Records contained in a dataset:
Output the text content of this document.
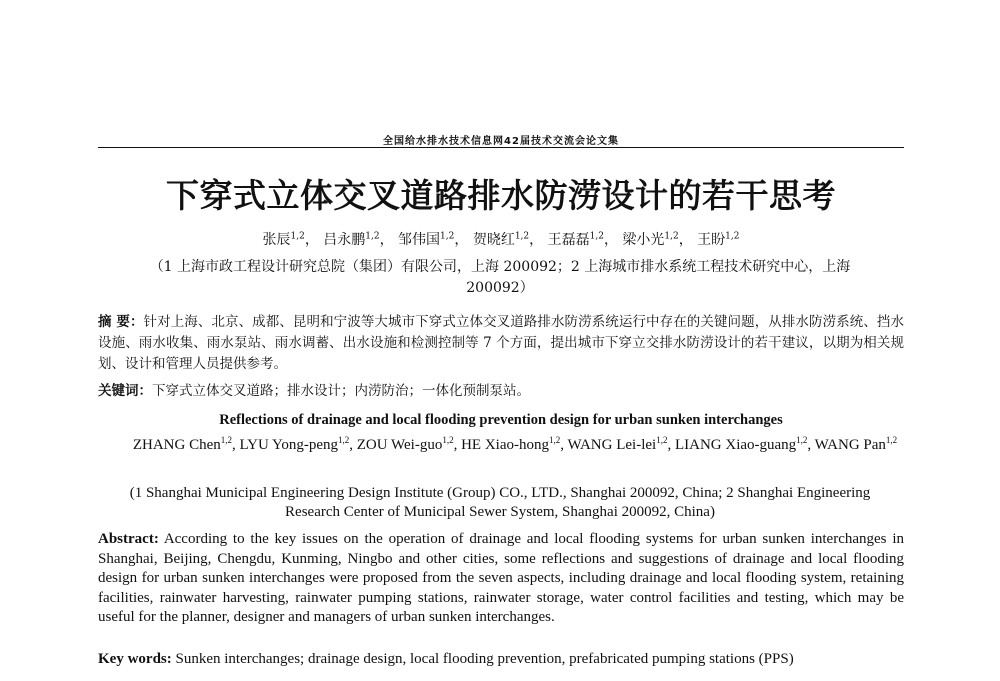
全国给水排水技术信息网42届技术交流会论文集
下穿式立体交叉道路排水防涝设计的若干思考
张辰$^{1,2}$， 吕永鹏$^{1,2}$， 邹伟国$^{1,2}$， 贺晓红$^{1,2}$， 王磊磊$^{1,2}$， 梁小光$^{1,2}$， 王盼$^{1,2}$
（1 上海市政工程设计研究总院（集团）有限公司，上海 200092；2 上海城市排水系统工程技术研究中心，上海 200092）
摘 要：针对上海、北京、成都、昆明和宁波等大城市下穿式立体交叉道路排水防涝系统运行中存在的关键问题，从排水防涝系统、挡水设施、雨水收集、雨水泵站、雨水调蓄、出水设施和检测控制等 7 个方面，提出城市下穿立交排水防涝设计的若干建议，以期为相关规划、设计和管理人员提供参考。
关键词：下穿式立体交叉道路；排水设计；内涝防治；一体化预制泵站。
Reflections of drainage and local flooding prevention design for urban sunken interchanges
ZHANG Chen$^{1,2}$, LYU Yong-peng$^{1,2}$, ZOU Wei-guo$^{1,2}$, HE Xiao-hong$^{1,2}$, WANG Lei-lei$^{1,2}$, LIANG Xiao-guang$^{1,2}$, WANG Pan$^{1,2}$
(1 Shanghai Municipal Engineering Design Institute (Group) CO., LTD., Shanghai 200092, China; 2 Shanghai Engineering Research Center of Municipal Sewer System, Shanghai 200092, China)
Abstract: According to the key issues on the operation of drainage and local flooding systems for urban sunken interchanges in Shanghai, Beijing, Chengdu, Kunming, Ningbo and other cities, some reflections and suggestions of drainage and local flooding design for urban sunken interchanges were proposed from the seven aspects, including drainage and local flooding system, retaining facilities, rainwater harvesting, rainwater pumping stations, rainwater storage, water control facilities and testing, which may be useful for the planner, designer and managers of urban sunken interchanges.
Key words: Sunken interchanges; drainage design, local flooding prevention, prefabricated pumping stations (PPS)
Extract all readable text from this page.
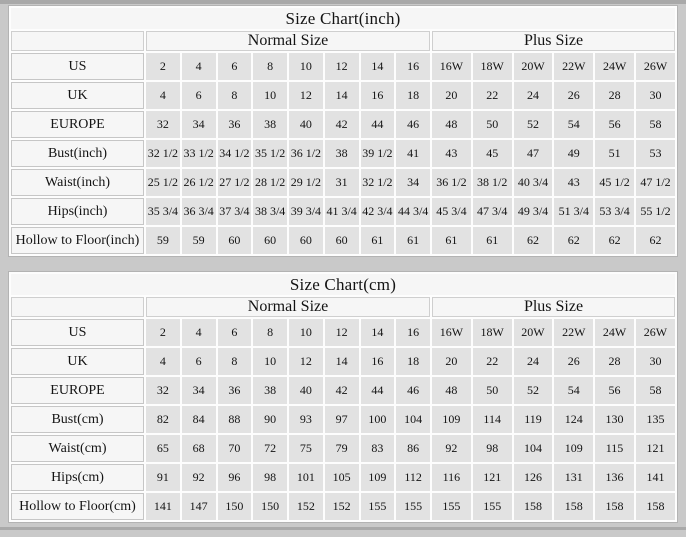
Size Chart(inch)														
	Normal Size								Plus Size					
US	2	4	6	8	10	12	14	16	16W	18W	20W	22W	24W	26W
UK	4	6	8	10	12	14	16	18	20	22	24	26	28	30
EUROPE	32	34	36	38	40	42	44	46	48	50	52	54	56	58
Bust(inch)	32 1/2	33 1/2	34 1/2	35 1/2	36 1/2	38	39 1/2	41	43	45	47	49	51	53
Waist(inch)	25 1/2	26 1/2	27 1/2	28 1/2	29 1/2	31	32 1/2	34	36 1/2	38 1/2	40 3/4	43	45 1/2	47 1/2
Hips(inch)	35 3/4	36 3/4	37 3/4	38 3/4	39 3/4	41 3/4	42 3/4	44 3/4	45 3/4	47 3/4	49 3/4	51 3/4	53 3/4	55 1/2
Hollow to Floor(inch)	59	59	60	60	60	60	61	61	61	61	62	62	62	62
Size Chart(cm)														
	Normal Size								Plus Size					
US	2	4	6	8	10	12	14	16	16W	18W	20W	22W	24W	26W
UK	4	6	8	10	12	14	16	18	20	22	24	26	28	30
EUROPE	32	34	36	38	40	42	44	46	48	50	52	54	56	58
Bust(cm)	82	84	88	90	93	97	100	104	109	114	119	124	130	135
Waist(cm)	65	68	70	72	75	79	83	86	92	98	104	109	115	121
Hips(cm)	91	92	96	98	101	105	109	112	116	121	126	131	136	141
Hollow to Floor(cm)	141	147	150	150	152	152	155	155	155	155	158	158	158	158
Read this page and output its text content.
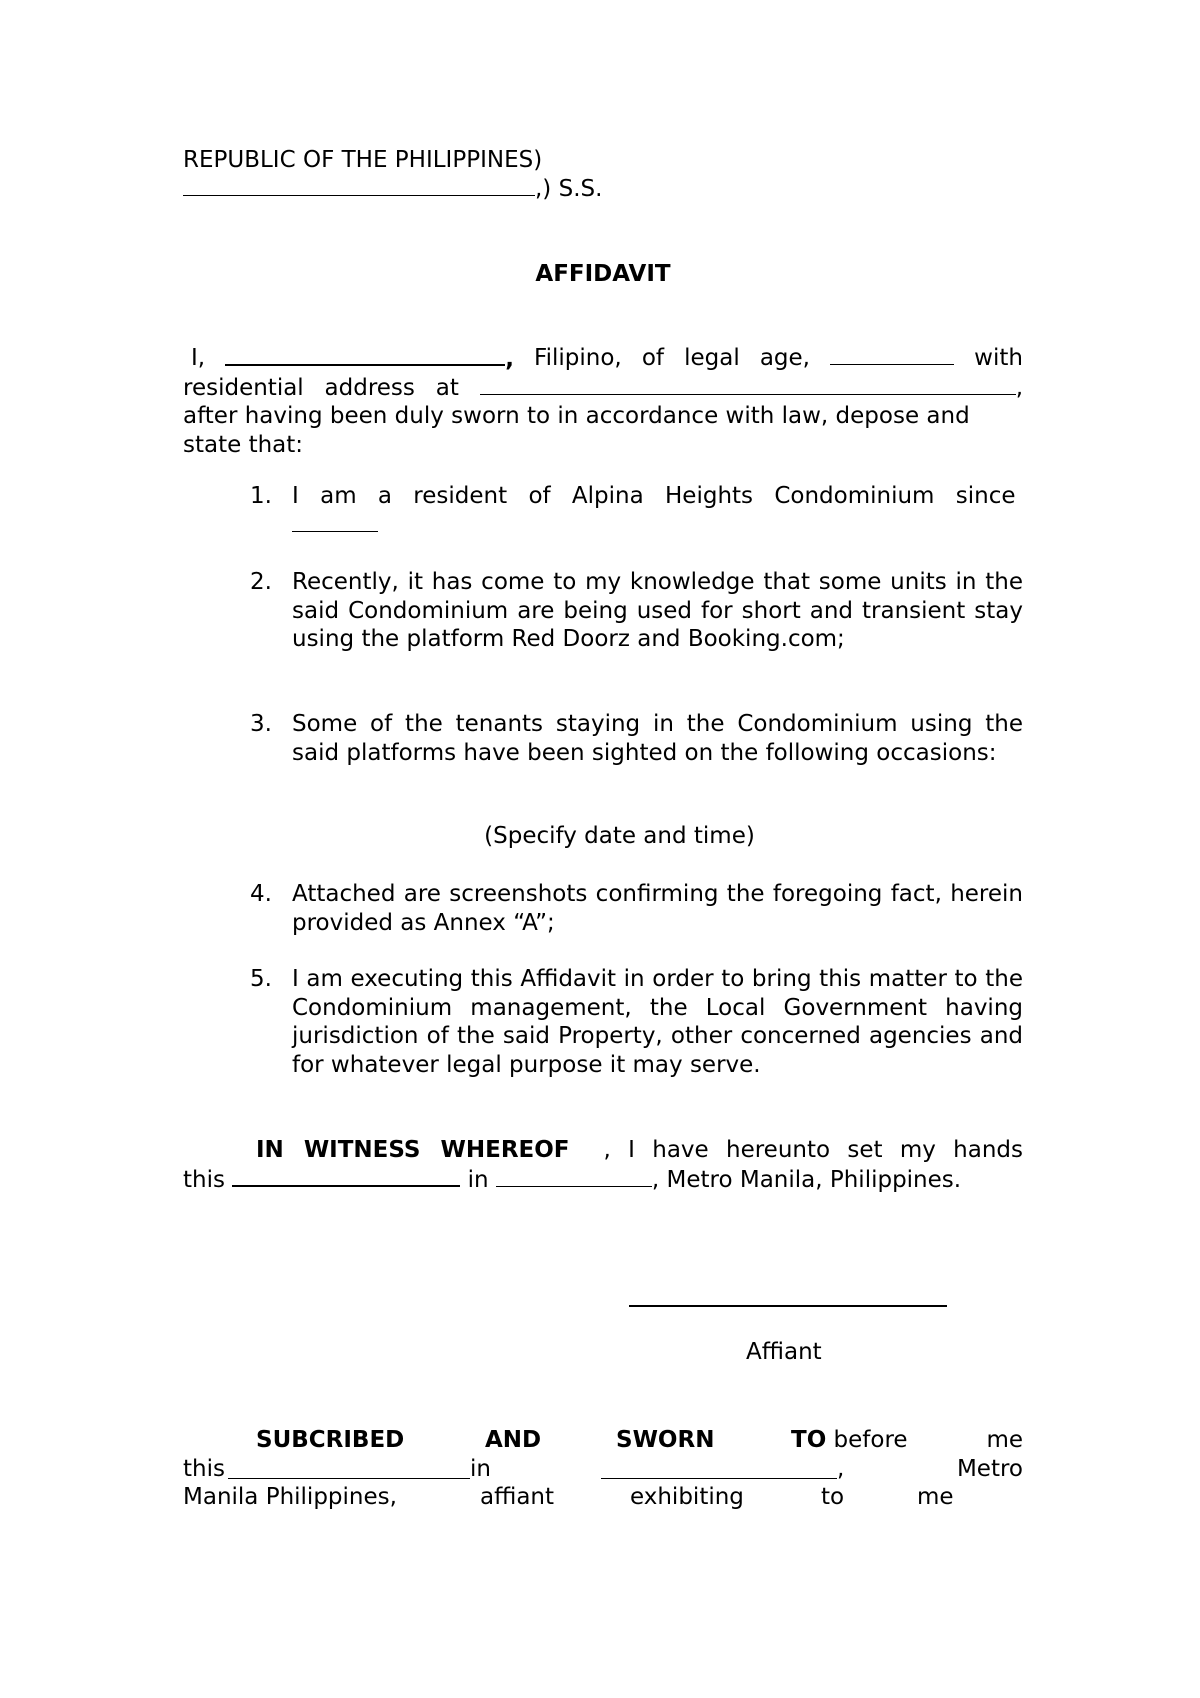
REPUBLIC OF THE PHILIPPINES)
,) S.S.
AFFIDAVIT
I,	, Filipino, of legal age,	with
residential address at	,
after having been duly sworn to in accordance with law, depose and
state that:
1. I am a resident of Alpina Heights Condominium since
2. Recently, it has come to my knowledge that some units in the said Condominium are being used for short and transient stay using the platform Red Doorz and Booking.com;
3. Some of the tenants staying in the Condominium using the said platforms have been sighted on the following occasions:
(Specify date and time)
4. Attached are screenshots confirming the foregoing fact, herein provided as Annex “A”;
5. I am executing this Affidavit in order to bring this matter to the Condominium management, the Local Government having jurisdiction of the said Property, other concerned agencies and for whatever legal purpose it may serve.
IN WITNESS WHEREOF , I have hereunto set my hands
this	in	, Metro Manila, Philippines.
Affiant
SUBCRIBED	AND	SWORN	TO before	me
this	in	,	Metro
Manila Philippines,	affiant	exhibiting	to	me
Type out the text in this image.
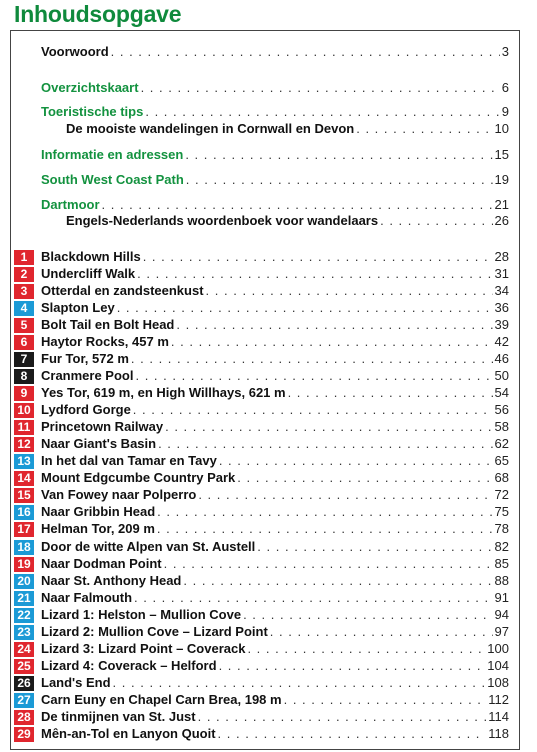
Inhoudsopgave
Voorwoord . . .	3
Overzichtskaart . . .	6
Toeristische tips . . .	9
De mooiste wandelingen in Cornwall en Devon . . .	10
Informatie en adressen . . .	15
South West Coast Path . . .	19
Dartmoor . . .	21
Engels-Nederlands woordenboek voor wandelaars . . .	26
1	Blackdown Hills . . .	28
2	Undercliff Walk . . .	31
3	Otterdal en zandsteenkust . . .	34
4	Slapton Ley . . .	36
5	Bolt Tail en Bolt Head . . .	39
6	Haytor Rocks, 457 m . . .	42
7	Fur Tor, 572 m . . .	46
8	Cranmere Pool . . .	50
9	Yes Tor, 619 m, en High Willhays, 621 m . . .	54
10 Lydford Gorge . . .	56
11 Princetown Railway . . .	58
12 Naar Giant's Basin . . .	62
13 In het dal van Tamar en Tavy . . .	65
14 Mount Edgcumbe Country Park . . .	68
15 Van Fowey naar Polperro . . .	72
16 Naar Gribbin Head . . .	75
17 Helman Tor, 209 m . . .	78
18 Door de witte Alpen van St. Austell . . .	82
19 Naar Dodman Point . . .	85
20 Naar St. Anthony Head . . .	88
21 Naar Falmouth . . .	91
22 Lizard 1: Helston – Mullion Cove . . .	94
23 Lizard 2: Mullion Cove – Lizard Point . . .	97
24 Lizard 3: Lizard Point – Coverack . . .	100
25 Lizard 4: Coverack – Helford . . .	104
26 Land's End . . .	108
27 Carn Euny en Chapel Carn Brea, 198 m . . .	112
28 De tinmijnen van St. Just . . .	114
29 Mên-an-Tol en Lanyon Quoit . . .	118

What you have to do: Output nothing but the number of lines in the data containing the string "Metro".

Solution to this task: 2